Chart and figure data
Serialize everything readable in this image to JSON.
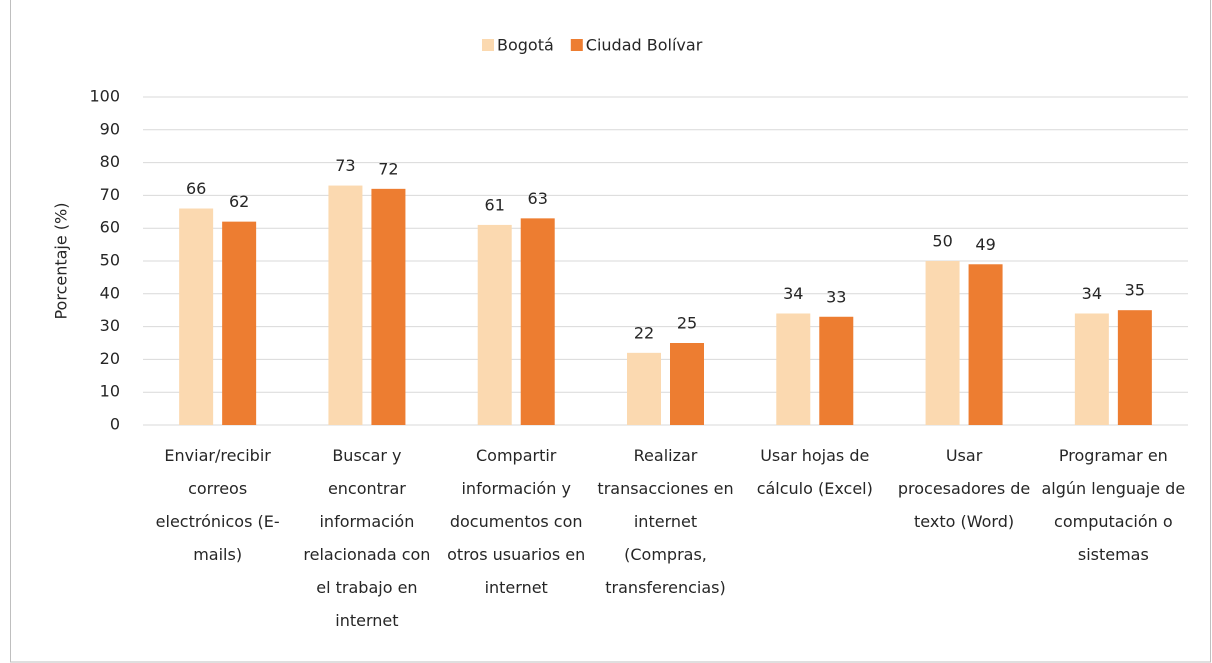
{
  "chart_data": {
    "type": "bar",
    "categories": [
      "Enviar/recibir correos electrónicos (E-mails)",
      "Buscar y encontrar información relacionada con el trabajo en internet",
      "Compartir información y documentos con otros usuarios en internet",
      "Realizar transacciones en internet (Compras, transferencias)",
      "Usar hojas de cálculo (Excel)",
      "Usar procesadores de texto (Word)",
      "Programar en algún lenguaje de computación o sistemas"
    ],
    "series": [
      {
        "name": "Bogotá",
        "color": "#fbd9b0",
        "values": [
          66,
          73,
          61,
          22,
          34,
          50,
          34
        ]
      },
      {
        "name": "Ciudad Bolívar",
        "color": "#ed7d31",
        "values": [
          62,
          72,
          63,
          25,
          33,
          49,
          35
        ]
      }
    ],
    "y_label": "Porcentaje (%)",
    "ylim": [
      0,
      100
    ],
    "yticks": [
      0,
      10,
      20,
      30,
      40,
      50,
      60,
      70,
      80,
      90,
      100
    ],
    "grid": true,
    "legend": "top"
  }
}
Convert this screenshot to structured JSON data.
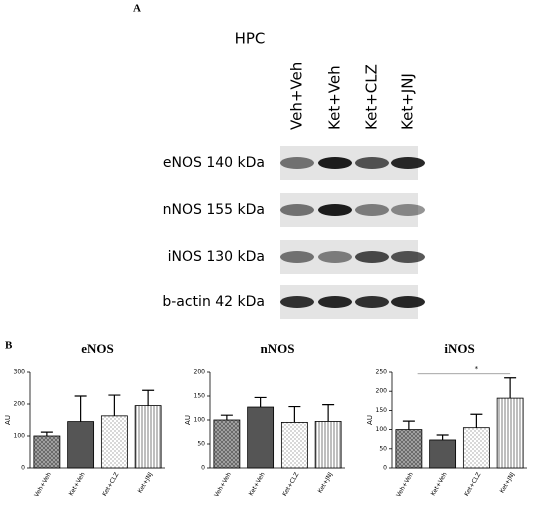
{
  "panel_labels": [
    "A",
    "B"
  ],
  "blot": {
    "title": "HPC",
    "lanes": [
      "Veh+Veh",
      "Ket+Veh",
      "Ket+CLZ",
      "Ket+JNJ"
    ],
    "rows": [
      "eNOS 140 kDa",
      "nNOS 155 kDa",
      "iNOS 130 kDa",
      "b-actin 42 kDa"
    ]
  },
  "chart_data": [
    {
      "type": "bar",
      "title": "eNOS",
      "y_label": "AU",
      "categories": [
        "Veh+Veh",
        "Ket+Veh",
        "Ket+CLZ",
        "Ket+JNJ"
      ],
      "values": [
        100,
        145,
        163,
        195
      ],
      "errors": [
        12,
        80,
        65,
        48
      ],
      "patterns": [
        "crosshatch",
        "solid",
        "dots",
        "stripes"
      ],
      "ylim": [
        0,
        300
      ],
      "yticks": [
        0,
        100,
        200,
        300
      ]
    },
    {
      "type": "bar",
      "title": "nNOS",
      "y_label": "AU",
      "categories": [
        "Veh+Veh",
        "Ket+Veh",
        "Ket+CLZ",
        "Ket+JNJ"
      ],
      "values": [
        100,
        127,
        95,
        97
      ],
      "errors": [
        10,
        20,
        33,
        35
      ],
      "patterns": [
        "crosshatch",
        "solid",
        "dots",
        "stripes"
      ],
      "ylim": [
        0,
        200
      ],
      "yticks": [
        0,
        50,
        100,
        150,
        200
      ]
    },
    {
      "type": "bar",
      "title": "iNOS",
      "y_label": "AU",
      "categories": [
        "Veh+Veh",
        "Ket+Veh",
        "Ket+CLZ",
        "Ket+JNJ"
      ],
      "values": [
        100,
        73,
        105,
        182
      ],
      "errors": [
        22,
        13,
        35,
        53
      ],
      "patterns": [
        "crosshatch",
        "solid",
        "dots",
        "stripes"
      ],
      "ylim": [
        0,
        250
      ],
      "yticks": [
        0,
        50,
        100,
        150,
        200,
        250
      ],
      "significance": [
        {
          "between": [
            1,
            3
          ],
          "label": "*"
        }
      ]
    }
  ]
}
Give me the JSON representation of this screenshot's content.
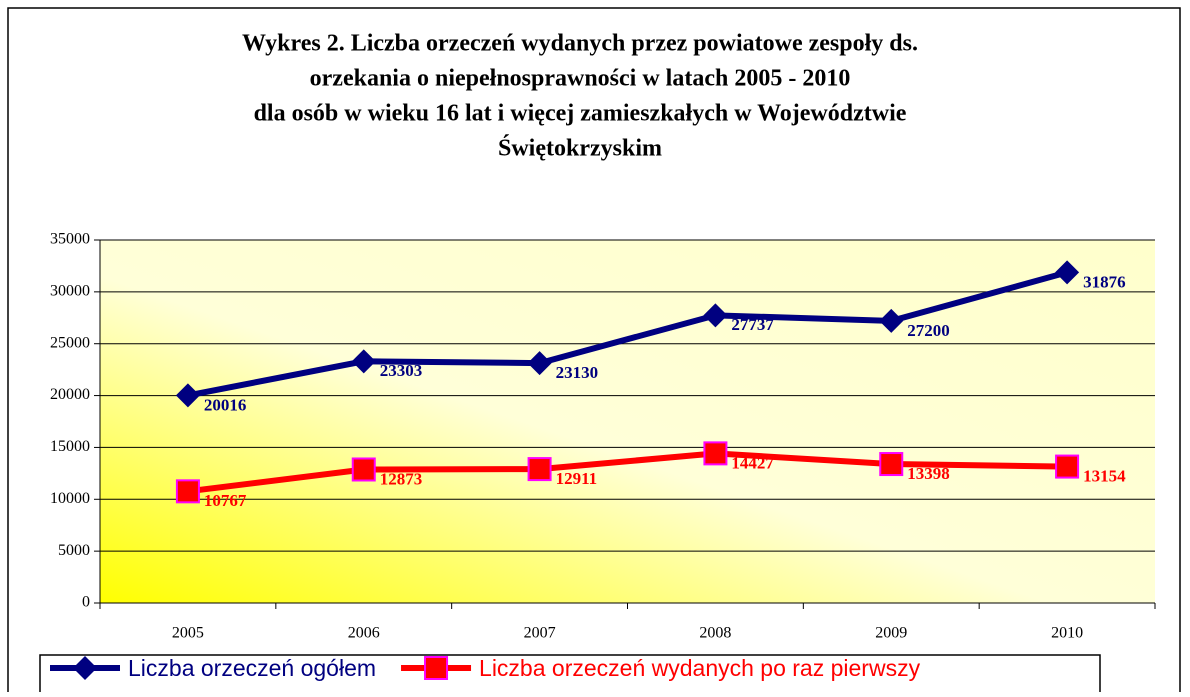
{
  "chart_data": {
    "type": "line",
    "title": "Wykres 2. Liczba orzeczeń wydanych przez powiatowe zespoły ds.",
    "title_lines": [
      "Wykres 2. Liczba orzeczeń wydanych przez powiatowe zespoły ds.",
      "orzekania o niepełnosprawności  w latach 2005 - 2010",
      "dla osób w wieku 16 lat  i więcej zamieszkałych w Województwie",
      "Świętokrzyskim"
    ],
    "categories": [
      "2005",
      "2006",
      "2007",
      "2008",
      "2009",
      "2010"
    ],
    "series": [
      {
        "name": "Liczba orzeczeń ogółem",
        "color": "#000080",
        "marker": "diamond",
        "values": [
          20016,
          23303,
          23130,
          27737,
          27200,
          31876
        ]
      },
      {
        "name": "Liczba orzeczeń wydanych po raz pierwszy",
        "color": "#ff0000",
        "marker": "square",
        "values": [
          10767,
          12873,
          12911,
          14427,
          13398,
          13154
        ]
      }
    ],
    "ylim": [
      0,
      35000
    ],
    "yticks": [
      0,
      5000,
      10000,
      15000,
      20000,
      25000,
      30000,
      35000
    ],
    "grid": true,
    "legend": "bottom"
  }
}
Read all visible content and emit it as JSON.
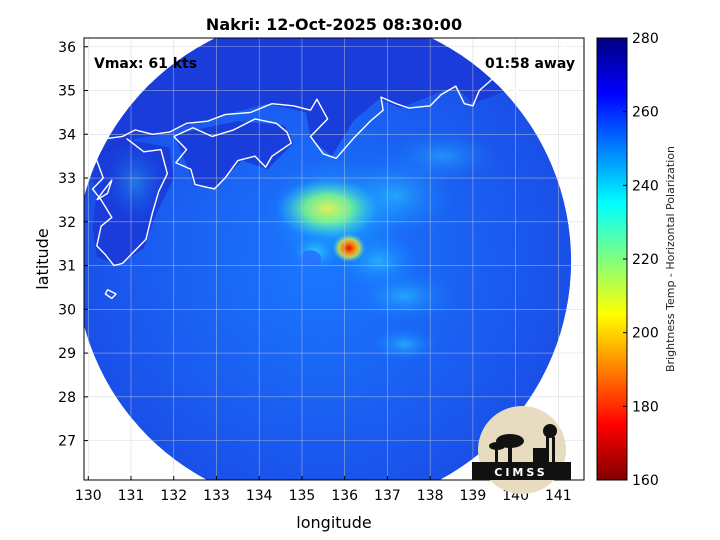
{
  "title": "Nakri: 12-Oct-2025 08:30:00",
  "annotations": {
    "vmax": "Vmax: 61 kts",
    "time_away": "01:58 away"
  },
  "axes": {
    "xlabel": "longitude",
    "ylabel": "latitude",
    "xlim": [
      129.9,
      141.6
    ],
    "ylim": [
      26.1,
      36.2
    ],
    "xticks": [
      130,
      131,
      132,
      133,
      134,
      135,
      136,
      137,
      138,
      139,
      140,
      141
    ],
    "yticks": [
      27,
      28,
      29,
      30,
      31,
      32,
      33,
      34,
      35,
      36
    ],
    "grid": true
  },
  "colorbar": {
    "label": "Brightness Temp - Horizontal Polarization",
    "ticks": [
      160,
      180,
      200,
      220,
      240,
      260,
      280
    ],
    "range": [
      160,
      280
    ],
    "colormap": "jet",
    "colors": [
      "#800000",
      "#ff0000",
      "#ff8000",
      "#ffff00",
      "#80ff80",
      "#00ffff",
      "#0080ff",
      "#0000ff",
      "#000080"
    ]
  },
  "storm": {
    "center_lon": 136.1,
    "center_lat": 31.4,
    "min_temp": 175
  },
  "swath": {
    "center_lon": 135.5,
    "center_lat": 31.1,
    "radius_deg": 5.8
  },
  "logo": {
    "text": "CIMSS",
    "bg": "#e8dcc0",
    "fg": "#111111"
  },
  "colors": {
    "background": "#1f3fd8",
    "coastline": "#ffffff",
    "grid": "#d0d0d0"
  }
}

Task brief – Give the data again exactly as written, with all pictures left out.

Result of this exercise –
Serialize everything readable in this image to JSON.
{
  "chart_data": {
    "type": "bar",
    "categories": [
      "Enviar/recibir correos electrónicos (E-mails)",
      "Buscar y encontrar información relacionada con el trabajo en internet",
      "Compartir información y documentos con otros usuarios en internet",
      "Realizar transacciones en internet (Compras, transferencias)",
      "Usar hojas de cálculo (Excel)",
      "Usar procesadores de texto (Word)",
      "Programar en algún lenguaje de computación o sistemas"
    ],
    "series": [
      {
        "name": "Bogotá",
        "color": "#fbd9b0",
        "values": [
          66,
          73,
          61,
          22,
          34,
          50,
          34
        ]
      },
      {
        "name": "Ciudad Bolívar",
        "color": "#ed7d31",
        "values": [
          62,
          72,
          63,
          25,
          33,
          49,
          35
        ]
      }
    ],
    "y_label": "Porcentaje (%)",
    "ylim": [
      0,
      100
    ],
    "yticks": [
      0,
      10,
      20,
      30,
      40,
      50,
      60,
      70,
      80,
      90,
      100
    ],
    "grid": true,
    "legend": "top"
  }
}
Convert this screenshot to structured JSON data.
{
  "panel_labels": [
    "A",
    "B"
  ],
  "blot": {
    "title": "HPC",
    "lanes": [
      "Veh+Veh",
      "Ket+Veh",
      "Ket+CLZ",
      "Ket+JNJ"
    ],
    "rows": [
      "eNOS 140 kDa",
      "nNOS 155 kDa",
      "iNOS 130 kDa",
      "b-actin 42 kDa"
    ]
  },
  "chart_data": [
    {
      "type": "bar",
      "title": "eNOS",
      "y_label": "AU",
      "categories": [
        "Veh+Veh",
        "Ket+Veh",
        "Ket+CLZ",
        "Ket+JNJ"
      ],
      "values": [
        100,
        145,
        163,
        195
      ],
      "errors": [
        12,
        80,
        65,
        48
      ],
      "patterns": [
        "crosshatch",
        "solid",
        "dots",
        "stripes"
      ],
      "ylim": [
        0,
        300
      ],
      "yticks": [
        0,
        100,
        200,
        300
      ]
    },
    {
      "type": "bar",
      "title": "nNOS",
      "y_label": "AU",
      "categories": [
        "Veh+Veh",
        "Ket+Veh",
        "Ket+CLZ",
        "Ket+JNJ"
      ],
      "values": [
        100,
        127,
        95,
        97
      ],
      "errors": [
        10,
        20,
        33,
        35
      ],
      "patterns": [
        "crosshatch",
        "solid",
        "dots",
        "stripes"
      ],
      "ylim": [
        0,
        200
      ],
      "yticks": [
        0,
        50,
        100,
        150,
        200
      ]
    },
    {
      "type": "bar",
      "title": "iNOS",
      "y_label": "AU",
      "categories": [
        "Veh+Veh",
        "Ket+Veh",
        "Ket+CLZ",
        "Ket+JNJ"
      ],
      "values": [
        100,
        73,
        105,
        182
      ],
      "errors": [
        22,
        13,
        35,
        53
      ],
      "patterns": [
        "crosshatch",
        "solid",
        "dots",
        "stripes"
      ],
      "ylim": [
        0,
        250
      ],
      "yticks": [
        0,
        50,
        100,
        150,
        200,
        250
      ],
      "significance": [
        {
          "between": [
            1,
            3
          ],
          "label": "*"
        }
      ]
    }
  ]
}
Give me the JSON representation of this screenshot's content.
{
  "chart_data": {
    "type": "line",
    "title": "Wykres 2. Liczba orzeczeń wydanych przez powiatowe zespoły ds.",
    "title_lines": [
      "Wykres 2. Liczba orzeczeń wydanych przez powiatowe zespoły ds.",
      "orzekania o niepełnosprawności  w latach 2005 - 2010",
      "dla osób w wieku 16 lat  i więcej zamieszkałych w Województwie",
      "Świętokrzyskim"
    ],
    "categories": [
      "2005",
      "2006",
      "2007",
      "2008",
      "2009",
      "2010"
    ],
    "series": [
      {
        "name": "Liczba orzeczeń ogółem",
        "color": "#000080",
        "marker": "diamond",
        "values": [
          20016,
          23303,
          23130,
          27737,
          27200,
          31876
        ]
      },
      {
        "name": "Liczba orzeczeń wydanych po raz pierwszy",
        "color": "#ff0000",
        "marker": "square",
        "values": [
          10767,
          12873,
          12911,
          14427,
          13398,
          13154
        ]
      }
    ],
    "ylim": [
      0,
      35000
    ],
    "yticks": [
      0,
      5000,
      10000,
      15000,
      20000,
      25000,
      30000,
      35000
    ],
    "grid": true,
    "legend": "bottom"
  }
}
Read all visible content and emit it as JSON.
{
  "title": "Nakri: 12-Oct-2025 08:30:00",
  "annotations": {
    "vmax": "Vmax: 61 kts",
    "time_away": "01:58 away"
  },
  "axes": {
    "xlabel": "longitude",
    "ylabel": "latitude",
    "xlim": [
      129.9,
      141.6
    ],
    "ylim": [
      26.1,
      36.2
    ],
    "xticks": [
      130,
      131,
      132,
      133,
      134,
      135,
      136,
      137,
      138,
      139,
      140,
      141
    ],
    "yticks": [
      27,
      28,
      29,
      30,
      31,
      32,
      33,
      34,
      35,
      36
    ],
    "grid": true
  },
  "colorbar": {
    "label": "Brightness Temp - Horizontal Polarization",
    "ticks": [
      160,
      180,
      200,
      220,
      240,
      260,
      280
    ],
    "range": [
      160,
      280
    ],
    "colormap": "jet",
    "colors": [
      "#800000",
      "#ff0000",
      "#ff8000",
      "#ffff00",
      "#80ff80",
      "#00ffff",
      "#0080ff",
      "#0000ff",
      "#000080"
    ]
  },
  "storm": {
    "center_lon": 136.1,
    "center_lat": 31.4,
    "min_temp": 175
  },
  "swath": {
    "center_lon": 135.5,
    "center_lat": 31.1,
    "radius_deg": 5.8
  },
  "logo": {
    "text": "CIMSS",
    "bg": "#e8dcc0",
    "fg": "#111111"
  },
  "colors": {
    "background": "#1f3fd8",
    "coastline": "#ffffff",
    "grid": "#d0d0d0"
  }
}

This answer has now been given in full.